TASK STATEMENT
Find the string "اصغر" in the listing and report every line that has it.

THE INPUT
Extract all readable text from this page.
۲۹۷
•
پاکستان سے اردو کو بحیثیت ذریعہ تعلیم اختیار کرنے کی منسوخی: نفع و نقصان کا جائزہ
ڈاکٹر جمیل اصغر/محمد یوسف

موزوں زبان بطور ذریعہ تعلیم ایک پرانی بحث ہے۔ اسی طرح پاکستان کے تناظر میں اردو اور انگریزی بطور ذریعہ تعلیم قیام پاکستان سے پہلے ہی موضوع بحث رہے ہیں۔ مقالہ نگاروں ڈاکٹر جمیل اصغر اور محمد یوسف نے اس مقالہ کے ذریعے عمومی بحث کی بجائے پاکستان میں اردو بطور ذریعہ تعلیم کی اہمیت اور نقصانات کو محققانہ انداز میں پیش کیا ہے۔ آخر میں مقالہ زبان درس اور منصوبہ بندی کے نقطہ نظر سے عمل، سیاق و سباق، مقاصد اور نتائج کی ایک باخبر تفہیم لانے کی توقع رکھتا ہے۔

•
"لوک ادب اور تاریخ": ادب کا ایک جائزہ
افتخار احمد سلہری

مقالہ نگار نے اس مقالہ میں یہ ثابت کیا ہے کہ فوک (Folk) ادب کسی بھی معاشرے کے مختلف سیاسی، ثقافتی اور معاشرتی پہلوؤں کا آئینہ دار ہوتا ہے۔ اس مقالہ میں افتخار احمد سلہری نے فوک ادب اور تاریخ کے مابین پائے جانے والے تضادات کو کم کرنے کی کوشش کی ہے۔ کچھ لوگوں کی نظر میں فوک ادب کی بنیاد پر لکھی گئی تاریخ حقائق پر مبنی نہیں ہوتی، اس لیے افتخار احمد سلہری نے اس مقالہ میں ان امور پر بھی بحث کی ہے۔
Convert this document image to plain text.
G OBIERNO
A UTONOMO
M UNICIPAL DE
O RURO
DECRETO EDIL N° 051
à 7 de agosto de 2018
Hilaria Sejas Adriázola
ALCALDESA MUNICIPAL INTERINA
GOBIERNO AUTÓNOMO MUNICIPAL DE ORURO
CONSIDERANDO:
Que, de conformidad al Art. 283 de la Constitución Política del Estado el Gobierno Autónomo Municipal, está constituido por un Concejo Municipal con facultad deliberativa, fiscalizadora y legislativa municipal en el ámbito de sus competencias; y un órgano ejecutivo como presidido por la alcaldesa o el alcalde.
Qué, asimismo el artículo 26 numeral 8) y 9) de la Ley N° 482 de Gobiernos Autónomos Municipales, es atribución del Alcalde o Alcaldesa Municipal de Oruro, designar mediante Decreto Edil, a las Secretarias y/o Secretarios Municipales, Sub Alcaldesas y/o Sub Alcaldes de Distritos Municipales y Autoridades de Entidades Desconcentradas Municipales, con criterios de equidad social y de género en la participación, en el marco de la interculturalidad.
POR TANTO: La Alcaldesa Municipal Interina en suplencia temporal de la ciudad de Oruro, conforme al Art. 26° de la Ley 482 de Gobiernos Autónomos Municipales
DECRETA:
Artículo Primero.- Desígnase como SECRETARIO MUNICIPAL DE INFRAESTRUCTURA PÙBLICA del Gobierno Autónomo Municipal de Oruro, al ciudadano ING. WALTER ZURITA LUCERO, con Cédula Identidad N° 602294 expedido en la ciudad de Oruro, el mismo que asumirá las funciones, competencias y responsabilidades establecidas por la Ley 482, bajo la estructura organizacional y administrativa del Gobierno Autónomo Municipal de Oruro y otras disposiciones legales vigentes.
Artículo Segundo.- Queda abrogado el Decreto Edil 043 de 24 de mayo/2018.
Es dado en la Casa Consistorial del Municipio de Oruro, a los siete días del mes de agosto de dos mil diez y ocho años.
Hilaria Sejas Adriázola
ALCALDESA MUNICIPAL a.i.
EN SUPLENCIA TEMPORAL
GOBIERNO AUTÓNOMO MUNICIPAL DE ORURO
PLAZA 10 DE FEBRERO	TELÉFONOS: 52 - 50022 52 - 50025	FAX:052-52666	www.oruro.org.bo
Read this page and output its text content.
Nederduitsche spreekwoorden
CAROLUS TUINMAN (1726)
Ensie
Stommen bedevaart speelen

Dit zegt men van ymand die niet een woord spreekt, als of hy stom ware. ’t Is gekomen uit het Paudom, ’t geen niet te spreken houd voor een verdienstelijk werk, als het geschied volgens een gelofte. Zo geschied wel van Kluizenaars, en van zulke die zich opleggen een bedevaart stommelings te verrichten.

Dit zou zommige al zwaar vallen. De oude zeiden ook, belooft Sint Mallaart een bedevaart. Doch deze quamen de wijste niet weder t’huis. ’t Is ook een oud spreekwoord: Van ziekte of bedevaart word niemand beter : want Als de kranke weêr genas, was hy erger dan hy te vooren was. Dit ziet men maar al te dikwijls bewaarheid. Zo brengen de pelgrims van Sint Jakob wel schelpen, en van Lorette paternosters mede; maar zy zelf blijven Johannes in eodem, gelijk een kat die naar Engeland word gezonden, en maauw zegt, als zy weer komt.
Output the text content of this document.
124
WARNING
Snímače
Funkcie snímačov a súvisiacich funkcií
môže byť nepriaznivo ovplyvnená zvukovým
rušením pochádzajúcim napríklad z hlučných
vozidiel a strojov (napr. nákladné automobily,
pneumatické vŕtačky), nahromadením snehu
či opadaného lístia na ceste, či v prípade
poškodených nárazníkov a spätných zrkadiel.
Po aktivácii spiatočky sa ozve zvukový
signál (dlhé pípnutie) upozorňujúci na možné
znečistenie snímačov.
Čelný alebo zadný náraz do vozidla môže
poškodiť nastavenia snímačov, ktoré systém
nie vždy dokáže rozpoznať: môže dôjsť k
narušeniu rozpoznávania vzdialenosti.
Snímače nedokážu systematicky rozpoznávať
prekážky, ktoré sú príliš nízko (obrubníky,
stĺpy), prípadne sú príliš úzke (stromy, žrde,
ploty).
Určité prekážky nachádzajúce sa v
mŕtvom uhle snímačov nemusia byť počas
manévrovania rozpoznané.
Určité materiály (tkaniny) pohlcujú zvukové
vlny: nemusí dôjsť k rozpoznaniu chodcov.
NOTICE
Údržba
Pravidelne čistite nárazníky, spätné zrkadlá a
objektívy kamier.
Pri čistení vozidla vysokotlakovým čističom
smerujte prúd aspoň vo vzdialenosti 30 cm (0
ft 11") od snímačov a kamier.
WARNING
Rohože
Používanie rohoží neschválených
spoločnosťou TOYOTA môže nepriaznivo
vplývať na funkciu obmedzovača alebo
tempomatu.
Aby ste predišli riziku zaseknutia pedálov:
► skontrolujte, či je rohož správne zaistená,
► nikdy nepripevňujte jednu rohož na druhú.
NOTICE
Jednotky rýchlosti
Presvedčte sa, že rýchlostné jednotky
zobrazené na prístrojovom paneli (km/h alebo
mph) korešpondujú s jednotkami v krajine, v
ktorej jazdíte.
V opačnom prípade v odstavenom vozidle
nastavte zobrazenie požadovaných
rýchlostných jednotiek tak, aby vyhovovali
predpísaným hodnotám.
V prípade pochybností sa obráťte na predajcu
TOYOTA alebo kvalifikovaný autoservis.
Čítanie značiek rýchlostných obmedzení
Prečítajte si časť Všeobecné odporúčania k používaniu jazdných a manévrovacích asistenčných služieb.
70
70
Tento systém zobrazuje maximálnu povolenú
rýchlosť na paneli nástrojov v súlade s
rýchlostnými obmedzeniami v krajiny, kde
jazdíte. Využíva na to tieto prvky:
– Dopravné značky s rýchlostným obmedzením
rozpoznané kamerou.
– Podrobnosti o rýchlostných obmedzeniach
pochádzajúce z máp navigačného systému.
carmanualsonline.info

RESULT FOR THIS EXERCISE
ڈاکٹر جمیل اصغر/محمد یوسف
موزوں زبان بطور ذریعہ تعلیم ایک پرانی بحث ہے۔ اسی طرح پاکستان کے تناظر میں اردو اور انگریزی بطور ذریعہ تعلیم قیام پاکستان سے پہلے ہی موضوع بحث رہے ہیں۔ مقالہ نگاروں ڈاکٹر جمیل اصغر اور محمد یوسف نے اس مقالہ کے ذریعے عمومی بحث کی بجائے پاکستان میں اردو بطور ذریعہ تعلیم کی اہمیت اور نقصانات کو محققانہ انداز میں پیش کیا ہے۔ آخر میں مقالہ زبان درس اور منصوبہ بندی کے نقطہ نظر سے عمل، سیاق و سباق، مقاصد اور نتائج کی ایک باخبر تفہیم لانے کی توقع رکھتا ہے۔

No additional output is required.